>> Begin Material to process

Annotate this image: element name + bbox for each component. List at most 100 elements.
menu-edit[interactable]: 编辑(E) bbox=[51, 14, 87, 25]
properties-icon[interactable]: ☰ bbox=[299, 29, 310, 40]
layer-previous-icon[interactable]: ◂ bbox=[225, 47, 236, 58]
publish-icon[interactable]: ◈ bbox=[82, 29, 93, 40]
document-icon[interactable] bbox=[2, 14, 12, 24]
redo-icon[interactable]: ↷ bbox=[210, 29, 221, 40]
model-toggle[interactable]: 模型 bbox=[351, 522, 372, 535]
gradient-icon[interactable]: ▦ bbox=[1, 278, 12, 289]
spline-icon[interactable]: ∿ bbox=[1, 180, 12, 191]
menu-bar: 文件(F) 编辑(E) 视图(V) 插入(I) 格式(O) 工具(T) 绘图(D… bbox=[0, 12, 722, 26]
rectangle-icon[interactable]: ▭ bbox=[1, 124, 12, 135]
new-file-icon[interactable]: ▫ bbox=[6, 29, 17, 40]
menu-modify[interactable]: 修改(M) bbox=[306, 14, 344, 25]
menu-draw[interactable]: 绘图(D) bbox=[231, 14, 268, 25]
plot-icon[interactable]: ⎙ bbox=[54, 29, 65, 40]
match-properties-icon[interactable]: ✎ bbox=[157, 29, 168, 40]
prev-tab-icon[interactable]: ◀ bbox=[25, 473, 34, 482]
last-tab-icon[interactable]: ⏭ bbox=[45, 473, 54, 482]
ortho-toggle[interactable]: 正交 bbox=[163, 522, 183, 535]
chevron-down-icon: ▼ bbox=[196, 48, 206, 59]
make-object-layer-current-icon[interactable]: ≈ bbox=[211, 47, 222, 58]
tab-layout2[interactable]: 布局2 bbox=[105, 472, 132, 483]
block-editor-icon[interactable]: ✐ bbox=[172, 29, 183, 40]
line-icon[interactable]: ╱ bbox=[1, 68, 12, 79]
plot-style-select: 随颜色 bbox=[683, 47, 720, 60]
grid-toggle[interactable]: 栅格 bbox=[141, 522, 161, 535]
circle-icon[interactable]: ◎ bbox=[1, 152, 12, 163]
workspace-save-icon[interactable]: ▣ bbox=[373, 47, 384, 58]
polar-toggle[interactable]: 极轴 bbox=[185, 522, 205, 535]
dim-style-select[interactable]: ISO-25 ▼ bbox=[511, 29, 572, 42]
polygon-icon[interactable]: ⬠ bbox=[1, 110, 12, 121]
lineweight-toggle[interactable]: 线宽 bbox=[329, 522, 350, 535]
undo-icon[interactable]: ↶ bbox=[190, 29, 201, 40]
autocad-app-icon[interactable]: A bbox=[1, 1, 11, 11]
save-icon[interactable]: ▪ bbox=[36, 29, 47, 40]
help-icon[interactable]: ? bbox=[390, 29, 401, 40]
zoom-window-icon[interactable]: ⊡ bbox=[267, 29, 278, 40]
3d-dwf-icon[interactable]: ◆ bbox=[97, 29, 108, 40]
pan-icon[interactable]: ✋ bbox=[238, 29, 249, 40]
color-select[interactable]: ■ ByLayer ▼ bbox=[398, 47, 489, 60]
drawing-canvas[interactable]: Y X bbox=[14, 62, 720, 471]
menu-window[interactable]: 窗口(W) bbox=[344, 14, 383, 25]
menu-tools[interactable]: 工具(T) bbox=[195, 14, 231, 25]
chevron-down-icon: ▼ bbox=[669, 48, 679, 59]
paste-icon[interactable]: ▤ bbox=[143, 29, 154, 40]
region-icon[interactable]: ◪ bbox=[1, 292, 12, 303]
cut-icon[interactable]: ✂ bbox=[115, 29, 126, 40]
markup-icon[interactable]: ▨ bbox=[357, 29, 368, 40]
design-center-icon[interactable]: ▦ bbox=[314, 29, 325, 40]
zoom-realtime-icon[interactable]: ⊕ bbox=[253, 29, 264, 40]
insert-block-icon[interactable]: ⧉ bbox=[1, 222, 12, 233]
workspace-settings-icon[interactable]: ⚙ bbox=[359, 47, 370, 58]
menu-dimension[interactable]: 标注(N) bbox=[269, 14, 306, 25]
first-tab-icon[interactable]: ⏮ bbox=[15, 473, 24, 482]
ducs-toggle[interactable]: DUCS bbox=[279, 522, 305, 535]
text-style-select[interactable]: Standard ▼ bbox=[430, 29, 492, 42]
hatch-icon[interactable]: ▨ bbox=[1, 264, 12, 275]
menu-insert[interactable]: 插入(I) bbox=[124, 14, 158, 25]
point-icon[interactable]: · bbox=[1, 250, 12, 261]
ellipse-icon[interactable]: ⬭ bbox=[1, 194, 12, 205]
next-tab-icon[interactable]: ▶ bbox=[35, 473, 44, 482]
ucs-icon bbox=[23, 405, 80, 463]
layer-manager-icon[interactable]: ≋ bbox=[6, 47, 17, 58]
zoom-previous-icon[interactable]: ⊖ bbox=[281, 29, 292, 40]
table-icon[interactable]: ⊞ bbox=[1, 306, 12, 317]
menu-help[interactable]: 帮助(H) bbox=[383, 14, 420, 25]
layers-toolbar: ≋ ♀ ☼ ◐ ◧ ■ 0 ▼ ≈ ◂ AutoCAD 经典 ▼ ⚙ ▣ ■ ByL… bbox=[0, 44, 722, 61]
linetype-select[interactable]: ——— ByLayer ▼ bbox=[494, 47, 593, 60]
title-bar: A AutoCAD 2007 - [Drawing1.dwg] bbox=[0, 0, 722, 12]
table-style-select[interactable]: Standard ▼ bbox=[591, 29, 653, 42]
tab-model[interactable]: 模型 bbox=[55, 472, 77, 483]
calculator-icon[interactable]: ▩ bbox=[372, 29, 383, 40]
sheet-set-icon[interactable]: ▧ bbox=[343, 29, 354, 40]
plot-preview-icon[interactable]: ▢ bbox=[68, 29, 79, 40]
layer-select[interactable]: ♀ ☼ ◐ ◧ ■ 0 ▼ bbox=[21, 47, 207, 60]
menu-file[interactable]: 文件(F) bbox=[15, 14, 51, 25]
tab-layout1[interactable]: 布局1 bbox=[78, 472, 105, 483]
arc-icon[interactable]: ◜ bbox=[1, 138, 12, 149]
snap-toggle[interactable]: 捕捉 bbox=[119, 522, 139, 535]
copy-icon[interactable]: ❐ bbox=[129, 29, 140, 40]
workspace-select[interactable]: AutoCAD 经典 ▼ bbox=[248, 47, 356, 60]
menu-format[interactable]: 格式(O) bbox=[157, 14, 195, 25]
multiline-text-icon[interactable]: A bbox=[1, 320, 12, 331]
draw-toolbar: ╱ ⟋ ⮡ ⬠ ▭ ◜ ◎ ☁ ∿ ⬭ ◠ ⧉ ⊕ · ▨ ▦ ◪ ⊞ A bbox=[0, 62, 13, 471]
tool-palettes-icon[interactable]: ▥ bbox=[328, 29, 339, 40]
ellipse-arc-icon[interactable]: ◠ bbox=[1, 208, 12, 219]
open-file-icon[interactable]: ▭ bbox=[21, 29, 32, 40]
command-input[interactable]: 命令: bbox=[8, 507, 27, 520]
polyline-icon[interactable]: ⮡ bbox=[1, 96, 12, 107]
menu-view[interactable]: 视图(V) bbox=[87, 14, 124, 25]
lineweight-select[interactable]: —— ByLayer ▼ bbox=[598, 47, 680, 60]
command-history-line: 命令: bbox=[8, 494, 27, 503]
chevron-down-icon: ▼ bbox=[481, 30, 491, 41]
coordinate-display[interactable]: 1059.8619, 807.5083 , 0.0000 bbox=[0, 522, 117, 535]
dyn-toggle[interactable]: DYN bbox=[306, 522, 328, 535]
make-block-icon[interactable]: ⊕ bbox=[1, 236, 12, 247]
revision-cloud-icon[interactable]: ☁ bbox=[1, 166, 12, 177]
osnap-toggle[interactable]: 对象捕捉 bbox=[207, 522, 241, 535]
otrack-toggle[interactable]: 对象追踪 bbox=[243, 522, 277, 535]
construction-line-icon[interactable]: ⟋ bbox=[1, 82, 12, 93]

>> End Material to process

Aim = Please give the records again from their first line through the line containing "last-tab-icon[interactable]: ⏭ bbox=[45, 473, 54, 482]", putting "clickable" in place of "interactable" and leaving everything else unchanged.

Result of the exercise =
Annotate this image: element name + bbox for each component. List at most 100 elements.
menu-edit[clickable]: 编辑(E) bbox=[51, 14, 87, 25]
properties-icon[clickable]: ☰ bbox=[299, 29, 310, 40]
layer-previous-icon[clickable]: ◂ bbox=[225, 47, 236, 58]
publish-icon[clickable]: ◈ bbox=[82, 29, 93, 40]
document-icon[clickable] bbox=[2, 14, 12, 24]
redo-icon[clickable]: ↷ bbox=[210, 29, 221, 40]
model-toggle[clickable]: 模型 bbox=[351, 522, 372, 535]
gradient-icon[clickable]: ▦ bbox=[1, 278, 12, 289]
spline-icon[clickable]: ∿ bbox=[1, 180, 12, 191]
menu-bar: 文件(F) 编辑(E) 视图(V) 插入(I) 格式(O) 工具(T) 绘图(D… bbox=[0, 12, 722, 26]
rectangle-icon[clickable]: ▭ bbox=[1, 124, 12, 135]
new-file-icon[clickable]: ▫ bbox=[6, 29, 17, 40]
menu-modify[clickable]: 修改(M) bbox=[306, 14, 344, 25]
menu-draw[clickable]: 绘图(D) bbox=[231, 14, 268, 25]
plot-icon[clickable]: ⎙ bbox=[54, 29, 65, 40]
match-properties-icon[clickable]: ✎ bbox=[157, 29, 168, 40]
prev-tab-icon[clickable]: ◀ bbox=[25, 473, 34, 482]
last-tab-icon[clickable]: ⏭ bbox=[45, 473, 54, 482]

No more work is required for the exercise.